Only the pictures are omitted; repeat all other data exactly.

(Extracts from a graphics dataset)
========

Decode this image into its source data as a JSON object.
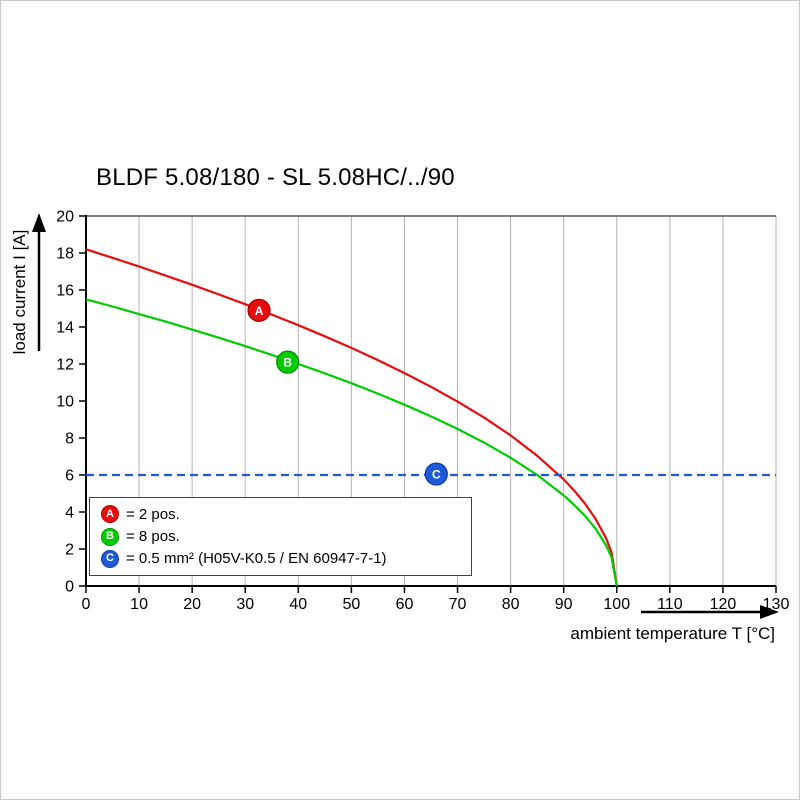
{
  "colors": {
    "series_a_red": "#e80c0c",
    "series_b_green": "#00cc00",
    "series_c_blue": "#1e5bd7",
    "grid": "#b3b3b3",
    "axis": "#000000",
    "background": "#ffffff"
  },
  "chart_data": {
    "type": "line",
    "title": "BLDF 5.08/180 - SL 5.08HC/../90",
    "xlabel": "ambient temperature T [°C]",
    "ylabel": "load current I [A]",
    "xlim": [
      0,
      130
    ],
    "ylim": [
      0,
      20
    ],
    "xticks": [
      0,
      10,
      20,
      30,
      40,
      50,
      60,
      70,
      80,
      90,
      100,
      110,
      120,
      130
    ],
    "yticks": [
      0,
      2,
      4,
      6,
      8,
      10,
      12,
      14,
      16,
      18,
      20
    ],
    "grid": "vertical",
    "grid_color": "#b3b3b3",
    "legend_position": "bottom-left-inside",
    "series": [
      {
        "name": "A",
        "label": "= 2 pos.",
        "color": "#e80c0c",
        "edge": "#9b0000",
        "dashed": false,
        "marker": {
          "x": 32.6,
          "y": 14.9
        },
        "points": [
          [
            0,
            18.2
          ],
          [
            5,
            17.74
          ],
          [
            10,
            17.27
          ],
          [
            15,
            16.78
          ],
          [
            20,
            16.28
          ],
          [
            25,
            15.76
          ],
          [
            30,
            15.23
          ],
          [
            35,
            14.67
          ],
          [
            40,
            14.1
          ],
          [
            45,
            13.5
          ],
          [
            50,
            12.87
          ],
          [
            55,
            12.21
          ],
          [
            60,
            11.51
          ],
          [
            65,
            10.77
          ],
          [
            70,
            9.97
          ],
          [
            75,
            9.1
          ],
          [
            80,
            8.14
          ],
          [
            85,
            7.04
          ],
          [
            90,
            5.76
          ],
          [
            92,
            5.15
          ],
          [
            94,
            4.46
          ],
          [
            96,
            3.64
          ],
          [
            98,
            2.57
          ],
          [
            99,
            1.82
          ],
          [
            100,
            0
          ]
        ]
      },
      {
        "name": "B",
        "label": "= 8 pos.",
        "color": "#00cc00",
        "edge": "#008a00",
        "dashed": false,
        "marker": {
          "x": 38,
          "y": 12.1
        },
        "points": [
          [
            0,
            15.5
          ],
          [
            5,
            15.11
          ],
          [
            10,
            14.7
          ],
          [
            15,
            14.29
          ],
          [
            20,
            13.86
          ],
          [
            25,
            13.42
          ],
          [
            30,
            12.97
          ],
          [
            35,
            12.49
          ],
          [
            40,
            12.0
          ],
          [
            45,
            11.5
          ],
          [
            50,
            10.96
          ],
          [
            55,
            10.4
          ],
          [
            60,
            9.8
          ],
          [
            65,
            9.17
          ],
          [
            70,
            8.49
          ],
          [
            75,
            7.75
          ],
          [
            80,
            6.93
          ],
          [
            85,
            6.0
          ],
          [
            90,
            4.9
          ],
          [
            92,
            4.38
          ],
          [
            94,
            3.8
          ],
          [
            96,
            3.1
          ],
          [
            98,
            2.19
          ],
          [
            99,
            1.55
          ],
          [
            100,
            0
          ]
        ]
      },
      {
        "name": "C",
        "label": "= 0.5 mm² (H05V-K0.5 / EN 60947-7-1)",
        "color": "#1e5bd7",
        "edge": "#0c3a9e",
        "dashed": true,
        "marker": {
          "x": 66,
          "y": 6.05
        },
        "points": [
          [
            0,
            6
          ],
          [
            130,
            6
          ]
        ]
      }
    ]
  }
}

========

TASK SOLUTION:
Decode this image into its source data as a JSON object.
{
  "colors": {
    "series_a_red": "#e80c0c",
    "series_b_green": "#00cc00",
    "series_c_blue": "#1e5bd7",
    "grid": "#b3b3b3",
    "axis": "#000000",
    "background": "#ffffff"
  },
  "chart_data": {
    "type": "line",
    "title": "BLDF 5.08/180 - SL 5.08HC/../90",
    "xlabel": "ambient temperature T [°C]",
    "ylabel": "load current I [A]",
    "xlim": [
      0,
      130
    ],
    "ylim": [
      0,
      20
    ],
    "xticks": [
      0,
      10,
      20,
      30,
      40,
      50,
      60,
      70,
      80,
      90,
      100,
      110,
      120,
      130
    ],
    "yticks": [
      0,
      2,
      4,
      6,
      8,
      10,
      12,
      14,
      16,
      18,
      20
    ],
    "grid": "vertical",
    "grid_color": "#b3b3b3",
    "legend_position": "bottom-left-inside",
    "series": [
      {
        "name": "A",
        "label": "= 2 pos.",
        "color": "#e80c0c",
        "edge": "#9b0000",
        "dashed": false,
        "marker": {
          "x": 32.6,
          "y": 14.9
        },
        "points": [
          [
            0,
            18.2
          ],
          [
            5,
            17.74
          ],
          [
            10,
            17.27
          ],
          [
            15,
            16.78
          ],
          [
            20,
            16.28
          ],
          [
            25,
            15.76
          ],
          [
            30,
            15.23
          ],
          [
            35,
            14.67
          ],
          [
            40,
            14.1
          ],
          [
            45,
            13.5
          ],
          [
            50,
            12.87
          ],
          [
            55,
            12.21
          ],
          [
            60,
            11.51
          ],
          [
            65,
            10.77
          ],
          [
            70,
            9.97
          ],
          [
            75,
            9.1
          ],
          [
            80,
            8.14
          ],
          [
            85,
            7.04
          ],
          [
            90,
            5.76
          ],
          [
            92,
            5.15
          ],
          [
            94,
            4.46
          ],
          [
            96,
            3.64
          ],
          [
            98,
            2.57
          ],
          [
            99,
            1.82
          ],
          [
            100,
            0
          ]
        ]
      },
      {
        "name": "B",
        "label": "= 8 pos.",
        "color": "#00cc00",
        "edge": "#008a00",
        "dashed": false,
        "marker": {
          "x": 38,
          "y": 12.1
        },
        "points": [
          [
            0,
            15.5
          ],
          [
            5,
            15.11
          ],
          [
            10,
            14.7
          ],
          [
            15,
            14.29
          ],
          [
            20,
            13.86
          ],
          [
            25,
            13.42
          ],
          [
            30,
            12.97
          ],
          [
            35,
            12.49
          ],
          [
            40,
            12.0
          ],
          [
            45,
            11.5
          ],
          [
            50,
            10.96
          ],
          [
            55,
            10.4
          ],
          [
            60,
            9.8
          ],
          [
            65,
            9.17
          ],
          [
            70,
            8.49
          ],
          [
            75,
            7.75
          ],
          [
            80,
            6.93
          ],
          [
            85,
            6.0
          ],
          [
            90,
            4.9
          ],
          [
            92,
            4.38
          ],
          [
            94,
            3.8
          ],
          [
            96,
            3.1
          ],
          [
            98,
            2.19
          ],
          [
            99,
            1.55
          ],
          [
            100,
            0
          ]
        ]
      },
      {
        "name": "C",
        "label": "= 0.5 mm² (H05V-K0.5 / EN 60947-7-1)",
        "color": "#1e5bd7",
        "edge": "#0c3a9e",
        "dashed": true,
        "marker": {
          "x": 66,
          "y": 6.05
        },
        "points": [
          [
            0,
            6
          ],
          [
            130,
            6
          ]
        ]
      }
    ]
  }
}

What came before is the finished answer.